Stored data
/---
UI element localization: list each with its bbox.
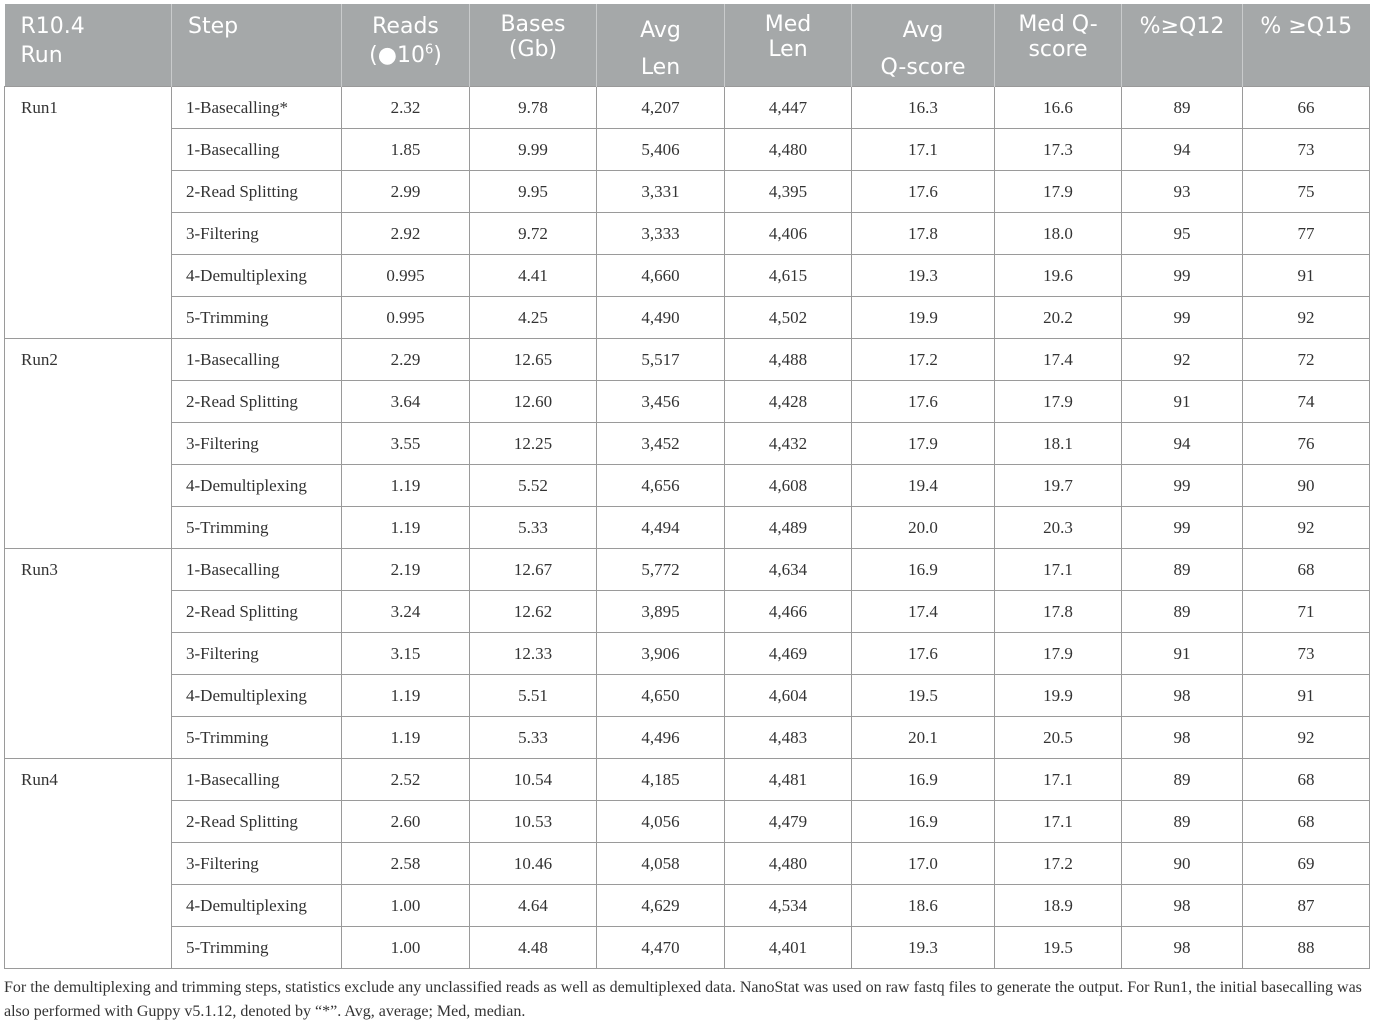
cell-pct-q15: 75 <box>1243 171 1370 213</box>
cell-reads: 2.52 <box>342 759 470 801</box>
cell-avg-qscore: 16.3 <box>852 87 995 129</box>
table-row <box>5 381 1370 423</box>
cell-avg-qscore: 17.6 <box>852 633 995 675</box>
header-med-qscore: Med Q- score <box>995 4 1122 87</box>
cell-reads: 1.85 <box>342 129 470 171</box>
cell-pct-q12: 99 <box>1122 255 1243 297</box>
cell-reads: 0.995 <box>342 255 470 297</box>
header-avg-qscore: Avg Q-score <box>852 4 995 87</box>
cell-avg-len: 5,772 <box>597 549 725 591</box>
table-row <box>5 717 1370 759</box>
cell-avg-qscore: 19.9 <box>852 297 995 339</box>
cell-med-len: 4,534 <box>725 885 852 927</box>
cell-pct-q15: 90 <box>1243 465 1370 507</box>
cell-avg-qscore: 17.9 <box>852 423 995 465</box>
header-pct-q12: %≥Q12 <box>1122 4 1243 87</box>
cell-reads: 1.19 <box>342 717 470 759</box>
cell-bases: 9.78 <box>470 87 597 129</box>
cell-med-qscore: 17.2 <box>995 843 1122 885</box>
cell-avg-len: 4,207 <box>597 87 725 129</box>
cell-step: 3-Filtering <box>172 423 342 465</box>
cell-bases: 4.64 <box>470 885 597 927</box>
cell-avg-qscore: 20.1 <box>852 717 995 759</box>
cell-pct-q12: 94 <box>1122 129 1243 171</box>
cell-pct-q12: 92 <box>1122 339 1243 381</box>
cell-avg-qscore: 19.4 <box>852 465 995 507</box>
cell-bases: 10.53 <box>470 801 597 843</box>
cell-med-len: 4,466 <box>725 591 852 633</box>
cell-avg-len: 4,494 <box>597 507 725 549</box>
cell-pct-q12: 99 <box>1122 465 1243 507</box>
cell-pct-q15: 72 <box>1243 339 1370 381</box>
table-footnote: For the demultiplexing and trimming steps, statistics exclude any unclassified reads as well as demultiplexed data. NanoStat was used on raw fastq files to generate the output. For Run1, the initial basecalling was also performed with Guppy v5.1.12, denoted by “*”. Avg, average; Med, median. <box>4 979 1362 1020</box>
cell-reads: 0.995 <box>342 297 470 339</box>
cell-pct-q12: 95 <box>1122 213 1243 255</box>
cell-med-len: 4,432 <box>725 423 852 465</box>
table-row <box>5 507 1370 549</box>
table-row <box>5 87 1370 129</box>
cell-step: 3-Filtering <box>172 843 342 885</box>
cell-avg-len: 4,656 <box>597 465 725 507</box>
cell-med-qscore: 18.9 <box>995 885 1122 927</box>
cell-pct-q12: 98 <box>1122 717 1243 759</box>
cell-pct-q15: 91 <box>1243 675 1370 717</box>
cell-step: 2-Read Splitting <box>172 591 342 633</box>
table-row <box>5 633 1370 675</box>
cell-avg-qscore: 19.3 <box>852 927 995 969</box>
cell-pct-q15: 92 <box>1243 717 1370 759</box>
cell-pct-q15: 92 <box>1243 507 1370 549</box>
cell-step: 5-Trimming <box>172 717 342 759</box>
cell-bases: 12.65 <box>470 339 597 381</box>
cell-bases: 10.46 <box>470 843 597 885</box>
cell-reads: 3.55 <box>342 423 470 465</box>
cell-pct-q12: 98 <box>1122 675 1243 717</box>
cell-pct-q15: 73 <box>1243 129 1370 171</box>
cell-med-len: 4,406 <box>725 213 852 255</box>
cell-step: 3-Filtering <box>172 213 342 255</box>
cell-step: 2-Read Splitting <box>172 381 342 423</box>
cell-pct-q12: 94 <box>1122 423 1243 465</box>
cell-pct-q12: 89 <box>1122 549 1243 591</box>
cell-reads: 2.29 <box>342 339 470 381</box>
cell-avg-qscore: 16.9 <box>852 759 995 801</box>
header-avg-len: Avg Len <box>597 4 725 87</box>
cell-bases: 5.33 <box>470 507 597 549</box>
cell-pct-q12: 90 <box>1122 843 1243 885</box>
cell-avg-len: 4,496 <box>597 717 725 759</box>
cell-reads: 3.64 <box>342 381 470 423</box>
cell-med-qscore: 16.6 <box>995 87 1122 129</box>
table-row <box>5 213 1370 255</box>
cell-reads: 2.32 <box>342 87 470 129</box>
cell-avg-len: 4,650 <box>597 675 725 717</box>
cell-avg-len: 4,490 <box>597 297 725 339</box>
cell-avg-qscore: 20.0 <box>852 507 995 549</box>
cell-step: 3-Filtering <box>172 633 342 675</box>
cell-avg-len: 4,660 <box>597 255 725 297</box>
cell-avg-len: 3,895 <box>597 591 725 633</box>
cell-avg-len: 5,406 <box>597 129 725 171</box>
cell-bases: 9.95 <box>470 171 597 213</box>
cell-reads: 2.19 <box>342 549 470 591</box>
cell-pct-q12: 89 <box>1122 759 1243 801</box>
cell-step: 1-Basecalling <box>172 759 342 801</box>
table-row <box>5 129 1370 171</box>
cell-med-qscore: 20.3 <box>995 507 1122 549</box>
cell-med-qscore: 17.8 <box>995 591 1122 633</box>
cell-med-qscore: 19.5 <box>995 927 1122 969</box>
cell-bases: 5.51 <box>470 675 597 717</box>
cell-med-qscore: 18.1 <box>995 423 1122 465</box>
cell-bases: 9.72 <box>470 213 597 255</box>
cell-step: 5-Trimming <box>172 507 342 549</box>
cell-bases: 12.67 <box>470 549 597 591</box>
table-row <box>5 339 1370 381</box>
cell-med-len: 4,489 <box>725 507 852 549</box>
cell-avg-qscore: 19.5 <box>852 675 995 717</box>
table-row <box>5 885 1370 927</box>
cell-avg-qscore: 17.0 <box>852 843 995 885</box>
cell-avg-qscore: 19.3 <box>852 255 995 297</box>
cell-avg-qscore: 17.6 <box>852 171 995 213</box>
cell-avg-qscore: 17.1 <box>852 129 995 171</box>
cell-reads: 2.60 <box>342 801 470 843</box>
cell-med-qscore: 18.0 <box>995 213 1122 255</box>
cell-bases: 5.52 <box>470 465 597 507</box>
cell-reads: 3.24 <box>342 591 470 633</box>
cell-bases: 4.25 <box>470 297 597 339</box>
cell-pct-q12: 98 <box>1122 927 1243 969</box>
cell-pct-q15: 71 <box>1243 591 1370 633</box>
cell-step: 2-Read Splitting <box>172 801 342 843</box>
cell-pct-q15: 74 <box>1243 381 1370 423</box>
cell-reads: 1.00 <box>342 927 470 969</box>
cell-pct-q12: 91 <box>1122 633 1243 675</box>
cell-pct-q12: 91 <box>1122 381 1243 423</box>
cell-avg-qscore: 18.6 <box>852 885 995 927</box>
cell-med-qscore: 17.9 <box>995 171 1122 213</box>
cell-avg-len: 4,629 <box>597 885 725 927</box>
cell-med-len: 4,604 <box>725 675 852 717</box>
cell-bases: 12.60 <box>470 381 597 423</box>
cell-med-qscore: 17.9 <box>995 633 1122 675</box>
cell-med-qscore: 17.3 <box>995 129 1122 171</box>
cell-step: 5-Trimming <box>172 297 342 339</box>
cell-avg-qscore: 17.8 <box>852 213 995 255</box>
header-pct-q15: % ≥Q15 <box>1243 4 1370 87</box>
cell-pct-q15: 66 <box>1243 87 1370 129</box>
table-row <box>5 927 1370 969</box>
cell-med-qscore: 19.7 <box>995 465 1122 507</box>
table-row <box>5 423 1370 465</box>
cell-bases: 4.48 <box>470 927 597 969</box>
cell-step: 1-Basecalling <box>172 549 342 591</box>
cell-pct-q12: 99 <box>1122 297 1243 339</box>
cell-step: 1-Basecalling* <box>172 87 342 129</box>
cell-reads: 1.19 <box>342 675 470 717</box>
cell-pct-q15: 91 <box>1243 255 1370 297</box>
cell-avg-len: 4,056 <box>597 801 725 843</box>
table-body <box>5 87 1370 969</box>
cell-avg-len: 3,452 <box>597 423 725 465</box>
cell-bases: 5.33 <box>470 717 597 759</box>
cell-bases: 12.33 <box>470 633 597 675</box>
cell-pct-q12: 98 <box>1122 885 1243 927</box>
cell-med-len: 4,481 <box>725 759 852 801</box>
run-label: Run4 <box>5 759 172 969</box>
cell-med-len: 4,608 <box>725 465 852 507</box>
cell-avg-len: 4,470 <box>597 927 725 969</box>
cell-avg-len: 5,517 <box>597 339 725 381</box>
table-row <box>5 171 1370 213</box>
cell-med-len: 4,395 <box>725 171 852 213</box>
cell-reads: 3.15 <box>342 633 470 675</box>
cell-avg-qscore: 17.2 <box>852 339 995 381</box>
cell-step: 4-Demultiplexing <box>172 255 342 297</box>
cell-med-qscore: 20.5 <box>995 717 1122 759</box>
cell-reads: 1.19 <box>342 507 470 549</box>
cell-step: 5-Trimming <box>172 927 342 969</box>
header-run: R10.4 Run <box>5 4 172 87</box>
cell-pct-q15: 88 <box>1243 927 1370 969</box>
cell-pct-q12: 89 <box>1122 591 1243 633</box>
cell-reads: 2.99 <box>342 171 470 213</box>
cell-pct-q15: 73 <box>1243 633 1370 675</box>
cell-bases: 4.41 <box>470 255 597 297</box>
table-row <box>5 297 1370 339</box>
cell-step: 4-Demultiplexing <box>172 465 342 507</box>
table-row <box>5 549 1370 591</box>
cell-pct-q15: 68 <box>1243 549 1370 591</box>
cell-med-qscore: 17.9 <box>995 381 1122 423</box>
header-step: Step <box>172 4 342 87</box>
table-row <box>5 591 1370 633</box>
cell-step: 1-Basecalling <box>172 129 342 171</box>
cell-med-len: 4,483 <box>725 717 852 759</box>
cell-med-qscore: 17.1 <box>995 549 1122 591</box>
cell-reads: 1.19 <box>342 465 470 507</box>
header-bases: Bases (Gb) <box>470 4 597 87</box>
cell-pct-q15: 68 <box>1243 759 1370 801</box>
cell-avg-len: 3,331 <box>597 171 725 213</box>
cell-pct-q15: 68 <box>1243 801 1370 843</box>
cell-med-qscore: 17.1 <box>995 759 1122 801</box>
cell-med-qscore: 17.4 <box>995 339 1122 381</box>
cell-avg-len: 3,906 <box>597 633 725 675</box>
cell-med-len: 4,488 <box>725 339 852 381</box>
run-statistics-table <box>4 4 1370 969</box>
cell-avg-len: 4,058 <box>597 843 725 885</box>
cell-pct-q15: 69 <box>1243 843 1370 885</box>
run-label: Run3 <box>5 549 172 759</box>
cell-med-len: 4,428 <box>725 381 852 423</box>
cell-pct-q15: 77 <box>1243 213 1370 255</box>
cell-bases: 9.99 <box>470 129 597 171</box>
cell-med-len: 4,479 <box>725 801 852 843</box>
cell-med-qscore: 17.1 <box>995 801 1122 843</box>
cell-med-qscore: 19.9 <box>995 675 1122 717</box>
cell-step: 1-Basecalling <box>172 339 342 381</box>
cell-med-len: 4,634 <box>725 549 852 591</box>
cell-step: 4-Demultiplexing <box>172 675 342 717</box>
table-row <box>5 675 1370 717</box>
cell-med-len: 4,615 <box>725 255 852 297</box>
cell-bases: 10.54 <box>470 759 597 801</box>
cell-avg-qscore: 17.4 <box>852 591 995 633</box>
cell-pct-q12: 99 <box>1122 507 1243 549</box>
table-row <box>5 255 1370 297</box>
cell-med-len: 4,469 <box>725 633 852 675</box>
header-row <box>5 4 1370 87</box>
cell-med-qscore: 20.2 <box>995 297 1122 339</box>
cell-pct-q12: 89 <box>1122 87 1243 129</box>
cell-med-len: 4,480 <box>725 843 852 885</box>
cell-pct-q15: 92 <box>1243 297 1370 339</box>
cell-step: 4-Demultiplexing <box>172 885 342 927</box>
header-reads: Reads $(●10^6)$ <box>342 4 470 87</box>
cell-avg-qscore: 17.6 <box>852 381 995 423</box>
run-label: Run1 <box>5 87 172 339</box>
cell-med-len: 4,480 <box>725 129 852 171</box>
cell-avg-len: 4,185 <box>597 759 725 801</box>
cell-pct-q15: 87 <box>1243 885 1370 927</box>
cell-bases: 12.62 <box>470 591 597 633</box>
table-row <box>5 465 1370 507</box>
table-row <box>5 759 1370 801</box>
header-med-len: Med Len <box>725 4 852 87</box>
cell-pct-q15: 76 <box>1243 423 1370 465</box>
cell-reads: 2.92 <box>342 213 470 255</box>
cell-med-len: 4,401 <box>725 927 852 969</box>
cell-step: 2-Read Splitting <box>172 171 342 213</box>
table-row <box>5 843 1370 885</box>
cell-med-len: 4,502 <box>725 297 852 339</box>
cell-med-len: 4,447 <box>725 87 852 129</box>
run-label: Run2 <box>5 339 172 549</box>
cell-reads: 1.00 <box>342 885 470 927</box>
cell-avg-qscore: 16.9 <box>852 549 995 591</box>
cell-avg-len: 3,333 <box>597 213 725 255</box>
cell-pct-q12: 93 <box>1122 171 1243 213</box>
cell-avg-len: 3,456 <box>597 381 725 423</box>
table-row <box>5 801 1370 843</box>
cell-reads: 2.58 <box>342 843 470 885</box>
cell-med-qscore: 19.6 <box>995 255 1122 297</box>
cell-pct-q12: 89 <box>1122 801 1243 843</box>
cell-avg-qscore: 16.9 <box>852 801 995 843</box>
cell-bases: 12.25 <box>470 423 597 465</box>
\---
### What is needed
Put the lines of the items above, from the line with "cell-pct-q15: 75 <box>1243 171 1370 213</box>" to the line with "header-med-qscore: Med Q- score", into a numbered list, both ends included, with blank lines left out.

### Expected output
1. cell-pct-q15: 75 <box>1243 171 1370 213</box>
2. cell-reads: 2.52 <box>342 759 470 801</box>
3. cell-avg-qscore: 16.3 <box>852 87 995 129</box>
4. table-row <box>5 381 1370 423</box>
5. cell-avg-qscore: 17.6 <box>852 633 995 675</box>
6. header-med-qscore: Med Q- score <box>995 4 1122 87</box>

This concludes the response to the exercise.